▶ Task requirements:
**a.** In the comment thread, which recording technique does John Atkinson say the Decca Tree is a variant of?
**b.** Reproduce a passage from the comment thread word for word, starting at the words "Excellent article with" and stopping after "made it up.".

▶ Document passage:
Bogolu Haranath's picture

Excellent article ........... Still trying to digest all the information .............. May be I have to read it couple of more times ..........

Bogolu Haranath's picture

If you are serious about audio, sound production and re-production, this is one of the "must read" articles ..........

dalethorn's picture

"With the advent of cheap domestic digital playback systems in the near future, the 'joins' in that montage will be all the more apparent, and thus at last the consumer will be able to put real pressure on the record companies." -- I suppose we did in fact put some commercial pressure on them, but instead of converging to a more realistic image, we've split into different camps with different philosophies. The joy of digital as it were.

And it's not like headphones have made things better, except perhaps in remastering older recordings. In remastering you see, it's like oldies radio - you aren't going to hear all the crap they played along with the "better" stuff back then - you have the advantage of hearing just the "better" recordings hand selected for those playlists. Unless of course you're streaming, where you have to wade through the umm, "lesser" material.

Bogolu Haranath's picture

In my opinion, modern headphones (and in-ear 'phones) are saving high-end audio ......... They are lot less expensive compared to the loudspeaker based systems and lot more portable ...........

Glotz's picture

This will helpful for a lot of neophytes wanting to learn more about sound perception and further hammers home the need for exacting controls when listening critically.

Everyone should read this twice.

hifiluver's picture

Yes, Good article. When I first started buying sound equipment I visited this dealer who chose certain recordings and place the speakers heavily toed in to create a '3d hanging in the air' presentation. I thought it was magical and something to be attained, only to realise 2 decades later that this type of 'sound' is illusory and non existent in the natural world. Attending concerts (even the most amateurish ones)live music, amplified or otherwise helped put a frame of reference around expectations the next time the credit card came out.

Allen Fant's picture

Agreed,

Excellent article with a plethora of information to digest.
Plus, a photo of a dashing JA.

Bogolu Haranath's picture

Young JA looks like one of the members of the young Beatles .......... Now he looks like one of the members of ZZ Top, may be? :-) .............

spacehound's picture

He was doing his Julian Vereker impersonation.

spacehound's picture

I think John made it up.

soundhound's picture

Great article, yet like all such articles there is little in-depth analysis of the MS technique. This technique seems to have so much going for it, yet I never hear of it being used for classical recording. Is there some drawback to its practical use?

Bogolu Haranath's picture

Also, "Decca tree" type of recording technique is not mentioned ..............

John Atkinson's picture
Bogolu Haranath wrote:
Also, "Decca tree" type of recording technique is not mentioned

The Decca Tree is an variant on the 3 spaced omnis technique. It's a spaced pair of omnis with a center fill mike placed forward of the other two, See https://en.wikipedia.org/wiki/Decca_tree. I used it for Stereophile's Duet album: see www.stereophile.com/content/idueti-and-two-carry-your-soul-away-page-4.

John Atkinson
Editor, Stereophile

Bogolu Haranath's picture

"#that POWER" :-) ...........

▶ Recorded data:
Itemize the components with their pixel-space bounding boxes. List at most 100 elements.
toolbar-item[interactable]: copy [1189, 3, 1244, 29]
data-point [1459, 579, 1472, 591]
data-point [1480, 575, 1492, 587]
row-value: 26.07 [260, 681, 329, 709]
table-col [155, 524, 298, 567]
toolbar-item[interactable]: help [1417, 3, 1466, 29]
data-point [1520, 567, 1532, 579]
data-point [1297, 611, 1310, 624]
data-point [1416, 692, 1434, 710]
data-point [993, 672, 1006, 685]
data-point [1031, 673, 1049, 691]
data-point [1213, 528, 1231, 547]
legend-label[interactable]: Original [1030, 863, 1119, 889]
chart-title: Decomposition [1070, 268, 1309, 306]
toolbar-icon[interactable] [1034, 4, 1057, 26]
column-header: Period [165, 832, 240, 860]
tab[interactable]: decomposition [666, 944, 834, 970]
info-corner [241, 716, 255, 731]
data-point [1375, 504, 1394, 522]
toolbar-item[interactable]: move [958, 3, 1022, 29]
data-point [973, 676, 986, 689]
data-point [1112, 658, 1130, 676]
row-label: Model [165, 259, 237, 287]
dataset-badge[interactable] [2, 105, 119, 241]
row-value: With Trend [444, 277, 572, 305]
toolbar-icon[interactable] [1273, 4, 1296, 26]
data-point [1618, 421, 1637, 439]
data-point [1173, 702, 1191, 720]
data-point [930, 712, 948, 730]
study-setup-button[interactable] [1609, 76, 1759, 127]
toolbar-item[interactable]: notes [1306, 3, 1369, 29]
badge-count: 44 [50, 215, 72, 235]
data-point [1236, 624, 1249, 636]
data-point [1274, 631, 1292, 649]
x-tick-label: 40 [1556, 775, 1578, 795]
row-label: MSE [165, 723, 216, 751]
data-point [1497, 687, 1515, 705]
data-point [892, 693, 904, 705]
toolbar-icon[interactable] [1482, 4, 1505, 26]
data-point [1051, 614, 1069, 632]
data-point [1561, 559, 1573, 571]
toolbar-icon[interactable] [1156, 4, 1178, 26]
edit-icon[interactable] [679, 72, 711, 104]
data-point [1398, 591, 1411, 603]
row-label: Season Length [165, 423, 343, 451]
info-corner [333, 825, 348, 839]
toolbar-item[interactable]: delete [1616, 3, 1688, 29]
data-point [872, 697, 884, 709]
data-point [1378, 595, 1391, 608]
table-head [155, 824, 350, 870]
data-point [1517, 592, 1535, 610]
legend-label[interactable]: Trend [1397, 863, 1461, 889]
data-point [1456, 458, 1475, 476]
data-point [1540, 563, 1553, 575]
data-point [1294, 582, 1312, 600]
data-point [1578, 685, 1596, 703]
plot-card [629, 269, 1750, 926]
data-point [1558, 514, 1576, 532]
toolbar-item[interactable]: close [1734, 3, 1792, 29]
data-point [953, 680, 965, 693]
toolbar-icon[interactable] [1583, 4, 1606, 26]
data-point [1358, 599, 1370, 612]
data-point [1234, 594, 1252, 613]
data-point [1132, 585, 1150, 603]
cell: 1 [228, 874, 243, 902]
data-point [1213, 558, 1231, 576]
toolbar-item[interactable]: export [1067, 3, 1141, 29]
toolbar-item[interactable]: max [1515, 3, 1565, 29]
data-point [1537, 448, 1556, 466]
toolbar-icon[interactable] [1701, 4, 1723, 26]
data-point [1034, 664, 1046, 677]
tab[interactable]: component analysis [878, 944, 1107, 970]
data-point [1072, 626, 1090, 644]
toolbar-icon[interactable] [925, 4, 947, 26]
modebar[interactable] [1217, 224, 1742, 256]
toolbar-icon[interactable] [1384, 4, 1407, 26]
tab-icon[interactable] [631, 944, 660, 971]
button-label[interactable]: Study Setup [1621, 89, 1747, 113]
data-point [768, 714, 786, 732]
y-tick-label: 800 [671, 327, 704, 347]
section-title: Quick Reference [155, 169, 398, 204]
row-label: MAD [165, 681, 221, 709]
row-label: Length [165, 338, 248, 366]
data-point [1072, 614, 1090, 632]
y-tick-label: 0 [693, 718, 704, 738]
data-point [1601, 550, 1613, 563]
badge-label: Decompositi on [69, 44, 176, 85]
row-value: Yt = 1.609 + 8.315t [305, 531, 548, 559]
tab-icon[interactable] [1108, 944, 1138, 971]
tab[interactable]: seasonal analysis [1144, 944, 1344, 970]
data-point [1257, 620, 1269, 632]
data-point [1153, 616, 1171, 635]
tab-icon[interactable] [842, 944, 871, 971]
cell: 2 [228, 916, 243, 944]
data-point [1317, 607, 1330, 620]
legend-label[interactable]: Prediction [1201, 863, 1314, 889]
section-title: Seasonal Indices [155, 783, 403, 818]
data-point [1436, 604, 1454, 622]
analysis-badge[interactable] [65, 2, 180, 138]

▶ Solutions in order:
**a.** The 3 spaced omnis technique.

**b.**
Excellent article with a plethora of information to digest.
Plus, a photo of a dashing JA.

Bogolu Haranath's picture

Young JA looks like one of the members of the young Beatles .......... Now he looks like one of the members of ZZ Top, may be? :-) .............

spacehound's picture

He was doing his Julian Vereker impersonation.

spacehound's picture

I think John made it up.